(Beginning of Data for the task)

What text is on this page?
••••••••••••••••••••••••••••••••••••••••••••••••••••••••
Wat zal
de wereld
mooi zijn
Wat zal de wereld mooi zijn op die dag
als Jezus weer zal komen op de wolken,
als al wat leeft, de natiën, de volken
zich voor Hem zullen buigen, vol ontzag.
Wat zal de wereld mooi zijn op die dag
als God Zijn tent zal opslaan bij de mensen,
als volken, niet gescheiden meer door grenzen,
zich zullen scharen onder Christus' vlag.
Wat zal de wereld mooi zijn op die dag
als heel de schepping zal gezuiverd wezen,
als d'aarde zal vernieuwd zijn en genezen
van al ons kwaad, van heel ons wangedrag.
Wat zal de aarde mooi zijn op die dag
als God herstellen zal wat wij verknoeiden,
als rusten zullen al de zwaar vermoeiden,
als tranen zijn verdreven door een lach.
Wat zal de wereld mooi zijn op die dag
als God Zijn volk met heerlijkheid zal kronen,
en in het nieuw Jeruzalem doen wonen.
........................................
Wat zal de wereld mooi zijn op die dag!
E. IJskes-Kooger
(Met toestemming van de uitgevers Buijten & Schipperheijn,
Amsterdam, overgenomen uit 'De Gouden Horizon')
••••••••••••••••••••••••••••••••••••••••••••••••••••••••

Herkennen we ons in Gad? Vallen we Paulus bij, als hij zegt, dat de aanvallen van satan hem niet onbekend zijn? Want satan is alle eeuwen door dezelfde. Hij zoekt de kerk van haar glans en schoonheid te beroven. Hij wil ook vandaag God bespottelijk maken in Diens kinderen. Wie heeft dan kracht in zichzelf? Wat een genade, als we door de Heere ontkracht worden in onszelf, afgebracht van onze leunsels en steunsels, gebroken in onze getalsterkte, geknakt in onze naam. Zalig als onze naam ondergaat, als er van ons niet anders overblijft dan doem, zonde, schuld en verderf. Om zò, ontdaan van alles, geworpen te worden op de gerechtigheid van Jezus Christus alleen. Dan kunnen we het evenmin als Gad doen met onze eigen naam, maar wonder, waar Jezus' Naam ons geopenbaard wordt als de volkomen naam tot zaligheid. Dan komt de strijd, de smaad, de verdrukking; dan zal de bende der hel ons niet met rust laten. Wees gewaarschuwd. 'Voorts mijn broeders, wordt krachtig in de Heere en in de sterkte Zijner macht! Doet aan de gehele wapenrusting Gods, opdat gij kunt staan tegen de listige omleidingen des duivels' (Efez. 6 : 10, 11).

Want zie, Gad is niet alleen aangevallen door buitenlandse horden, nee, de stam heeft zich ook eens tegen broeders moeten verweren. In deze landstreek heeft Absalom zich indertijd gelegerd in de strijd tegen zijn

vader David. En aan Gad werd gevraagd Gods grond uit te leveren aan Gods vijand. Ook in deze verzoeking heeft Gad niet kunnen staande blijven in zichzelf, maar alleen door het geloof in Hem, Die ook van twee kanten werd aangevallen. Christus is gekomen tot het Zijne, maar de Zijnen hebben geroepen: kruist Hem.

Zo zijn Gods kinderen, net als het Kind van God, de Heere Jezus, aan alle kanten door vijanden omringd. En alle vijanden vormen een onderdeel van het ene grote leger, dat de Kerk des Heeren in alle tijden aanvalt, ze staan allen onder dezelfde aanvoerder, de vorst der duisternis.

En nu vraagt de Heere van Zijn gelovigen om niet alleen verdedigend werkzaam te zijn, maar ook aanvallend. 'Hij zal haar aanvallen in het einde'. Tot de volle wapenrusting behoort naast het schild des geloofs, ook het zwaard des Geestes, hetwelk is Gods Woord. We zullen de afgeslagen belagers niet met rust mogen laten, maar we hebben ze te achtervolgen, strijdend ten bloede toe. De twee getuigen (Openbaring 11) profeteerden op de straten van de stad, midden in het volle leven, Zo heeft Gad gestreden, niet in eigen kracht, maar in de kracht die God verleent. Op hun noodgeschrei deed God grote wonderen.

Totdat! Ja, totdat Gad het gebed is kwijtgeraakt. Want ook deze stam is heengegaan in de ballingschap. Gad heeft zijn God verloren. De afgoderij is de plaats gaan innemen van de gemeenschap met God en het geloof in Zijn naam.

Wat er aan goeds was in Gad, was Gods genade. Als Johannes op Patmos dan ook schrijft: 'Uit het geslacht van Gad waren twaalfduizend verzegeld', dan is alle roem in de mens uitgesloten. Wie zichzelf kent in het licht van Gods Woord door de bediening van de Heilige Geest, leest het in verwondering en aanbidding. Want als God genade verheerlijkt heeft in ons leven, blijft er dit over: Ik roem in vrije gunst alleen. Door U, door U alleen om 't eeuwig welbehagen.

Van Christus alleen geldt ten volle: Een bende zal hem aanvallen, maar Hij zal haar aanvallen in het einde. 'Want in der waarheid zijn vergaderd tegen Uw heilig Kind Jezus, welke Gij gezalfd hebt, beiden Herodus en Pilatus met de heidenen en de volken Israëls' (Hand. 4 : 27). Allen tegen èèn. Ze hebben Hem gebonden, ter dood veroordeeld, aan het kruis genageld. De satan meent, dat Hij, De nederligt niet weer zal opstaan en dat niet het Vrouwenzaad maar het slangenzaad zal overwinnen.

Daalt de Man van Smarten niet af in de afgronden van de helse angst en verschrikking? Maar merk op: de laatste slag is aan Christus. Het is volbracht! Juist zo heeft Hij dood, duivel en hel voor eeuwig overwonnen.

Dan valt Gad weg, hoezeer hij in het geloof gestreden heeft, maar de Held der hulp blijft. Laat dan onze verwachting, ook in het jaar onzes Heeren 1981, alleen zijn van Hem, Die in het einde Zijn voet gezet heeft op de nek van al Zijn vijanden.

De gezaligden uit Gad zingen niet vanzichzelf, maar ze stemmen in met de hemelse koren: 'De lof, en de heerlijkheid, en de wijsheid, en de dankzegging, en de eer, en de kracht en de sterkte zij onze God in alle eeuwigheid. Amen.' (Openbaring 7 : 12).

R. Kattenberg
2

(End of Data for the task)

Work instructions — A faithful, word-for-word copy of the data is the expected answer.

Task answer —
What text is on this page?
••••••••••••••••••••••••••••••••••••••••••••••••••••••••
Wat zal
de wereld
mooi zijn
Wat zal de wereld mooi zijn op die dag
als Jezus weer zal komen op de wolken,
als al wat leeft, de natiën, de volken
zich voor Hem zullen buigen, vol ontzag.
Wat zal de wereld mooi zijn op die dag
als God Zijn tent zal opslaan bij de mensen,
als volken, niet gescheiden meer door grenzen,
zich zullen scharen onder Christus' vlag.
Wat zal de wereld mooi zijn op die dag
als heel de schepping zal gezuiverd wezen,
als d'aarde zal vernieuwd zijn en genezen
van al ons kwaad, van heel ons wangedrag.
Wat zal de aarde mooi zijn op die dag
als God herstellen zal wat wij verknoeiden,
als rusten zullen al de zwaar vermoeiden,
als tranen zijn verdreven door een lach.
Wat zal de wereld mooi zijn op die dag
als God Zijn volk met heerlijkheid zal kronen,
en in het nieuw Jeruzalem doen wonen.
........................................
Wat zal de wereld mooi zijn op die dag!
E. IJskes-Kooger
(Met toestemming van de uitgevers Buijten & Schipperheijn,
Amsterdam, overgenomen uit 'De Gouden Horizon')
••••••••••••••••••••••••••••••••••••••••••••••••••••••••

Herkennen we ons in Gad? Vallen we Paulus bij, als hij zegt, dat de aanvallen van satan hem niet onbekend zijn? Want satan is alle eeuwen door dezelfde. Hij zoekt de kerk van haar glans en schoonheid te beroven. Hij wil ook vandaag God bespottelijk maken in Diens kinderen. Wie heeft dan kracht in zichzelf? Wat een genade, als we door de Heere ontkracht worden in onszelf, afgebracht van onze leunsels en steunsels, gebroken in onze getalsterkte, geknakt in onze naam. Zalig als onze naam ondergaat, als er van ons niet anders overblijft dan doem, zonde, schuld en verderf. Om zò, ontdaan van alles, geworpen te worden op de gerechtigheid van Jezus Christus alleen. Dan kunnen we het evenmin als Gad doen met onze eigen naam, maar wonder, waar Jezus' Naam ons geopenbaard wordt als de volkomen naam tot zaligheid. Dan komt de strijd, de smaad, de verdrukking; dan zal de bende der hel ons niet met rust laten. Wees gewaarschuwd. 'Voorts mijn broeders, wordt krachtig in de Heere en in de sterkte Zijner macht! Doet aan de gehele wapenrusting Gods, opdat gij kunt staan tegen de listige omleidingen des duivels' (Efez. 6 : 10, 11).

Want zie, Gad is niet alleen aangevallen door buitenlandse horden, nee, de stam heeft zich ook eens tegen broeders moeten verweren. In deze landstreek heeft Absalom zich indertijd gelegerd in de strijd tegen zijn

vader David. En aan Gad werd gevraagd Gods grond uit te leveren aan Gods vijand. Ook in deze verzoeking heeft Gad niet kunnen staande blijven in zichzelf, maar alleen door het geloof in Hem, Die ook van twee kanten werd aangevallen. Christus is gekomen tot het Zijne, maar de Zijnen hebben geroepen: kruist Hem.

Zo zijn Gods kinderen, net als het Kind van God, de Heere Jezus, aan alle kanten door vijanden omringd. En alle vijanden vormen een onderdeel van het ene grote leger, dat de Kerk des Heeren in alle tijden aanvalt, ze staan allen onder dezelfde aanvoerder, de vorst der duisternis.

En nu vraagt de Heere van Zijn gelovigen om niet alleen verdedigend werkzaam te zijn, maar ook aanvallend. 'Hij zal haar aanvallen in het einde'. Tot de volle wapenrusting behoort naast het schild des geloofs, ook het zwaard des Geestes, hetwelk is Gods Woord. We zullen de afgeslagen belagers niet met rust mogen laten, maar we hebben ze te achtervolgen, strijdend ten bloede toe. De twee getuigen (Openbaring 11) profeteerden op de straten van de stad, midden in het volle leven, Zo heeft Gad gestreden, niet in eigen kracht, maar in de kracht die God verleent. Op hun noodgeschrei deed God grote wonderen.

Totdat! Ja, totdat Gad het gebed is kwijtgeraakt. Want ook deze stam is heengegaan in de ballingschap. Gad heeft zijn God verloren. De afgoderij is de plaats gaan innemen van de gemeenschap met God en het geloof in Zijn naam.

Wat er aan goeds was in Gad, was Gods genade. Als Johannes op Patmos dan ook schrijft: 'Uit het geslacht van Gad waren twaalfduizend verzegeld', dan is alle roem in de mens uitgesloten. Wie zichzelf kent in het licht van Gods Woord door de bediening van de Heilige Geest, leest het in verwondering en aanbidding. Want als God genade verheerlijkt heeft in ons leven, blijft er dit over: Ik roem in vrije gunst alleen. Door U, door U alleen om 't eeuwig welbehagen.

Van Christus alleen geldt ten volle: Een bende zal hem aanvallen, maar Hij zal haar aanvallen in het einde. 'Want in der waarheid zijn vergaderd tegen Uw heilig Kind Jezus, welke Gij gezalfd hebt, beiden Herodus en Pilatus met de heidenen en de volken Israëls' (Hand. 4 : 27). Allen tegen èèn. Ze hebben Hem gebonden, ter dood veroordeeld, aan het kruis genageld. De satan meent, dat Hij, De nederligt niet weer zal opstaan en dat niet het Vrouwenzaad maar het slangenzaad zal overwinnen.

Daalt de Man van Smarten niet af in de afgronden van de helse angst en verschrikking? Maar merk op: de laatste slag is aan Christus. Het is volbracht! Juist zo heeft Hij dood, duivel en hel voor eeuwig overwonnen.

Dan valt Gad weg, hoezeer hij in het geloof gestreden heeft, maar de Held der hulp blijft. Laat dan onze verwachting, ook in het jaar onzes Heeren 1981, alleen zijn van Hem, Die in het einde Zijn voet gezet heeft op de nek van al Zijn vijanden.

De gezaligden uit Gad zingen niet vanzichzelf, maar ze stemmen in met de hemelse koren: 'De lof, en de heerlijkheid, en de wijsheid, en de dankzegging, en de eer, en de kracht en de sterkte zij onze God in alle eeuwigheid. Amen.' (Openbaring 7 : 12).

R. Kattenberg
2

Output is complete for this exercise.